## Work instructions
Pick out the lines below with "전화번호" and list them.

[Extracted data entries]
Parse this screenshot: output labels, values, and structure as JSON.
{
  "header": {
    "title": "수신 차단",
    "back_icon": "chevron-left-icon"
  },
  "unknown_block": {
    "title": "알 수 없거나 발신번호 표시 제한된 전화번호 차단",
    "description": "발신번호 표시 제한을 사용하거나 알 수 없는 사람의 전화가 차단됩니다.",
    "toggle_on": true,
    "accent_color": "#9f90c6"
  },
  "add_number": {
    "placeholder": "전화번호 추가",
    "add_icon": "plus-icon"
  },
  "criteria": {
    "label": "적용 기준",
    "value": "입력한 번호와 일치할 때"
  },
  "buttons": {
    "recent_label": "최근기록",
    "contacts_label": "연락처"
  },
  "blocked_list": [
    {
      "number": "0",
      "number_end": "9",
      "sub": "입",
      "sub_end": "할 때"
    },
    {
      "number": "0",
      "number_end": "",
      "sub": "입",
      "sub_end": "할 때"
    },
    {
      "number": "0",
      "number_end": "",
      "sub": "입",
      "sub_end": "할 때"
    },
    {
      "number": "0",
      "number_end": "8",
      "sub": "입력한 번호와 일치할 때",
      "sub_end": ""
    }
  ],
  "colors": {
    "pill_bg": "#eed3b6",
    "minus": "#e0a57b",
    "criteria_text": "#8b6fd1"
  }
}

## In response
    "title": "알 수 없거나 발신번호 표시 제한된 전화번호 차단",
    "placeholder": "전화번호 추가",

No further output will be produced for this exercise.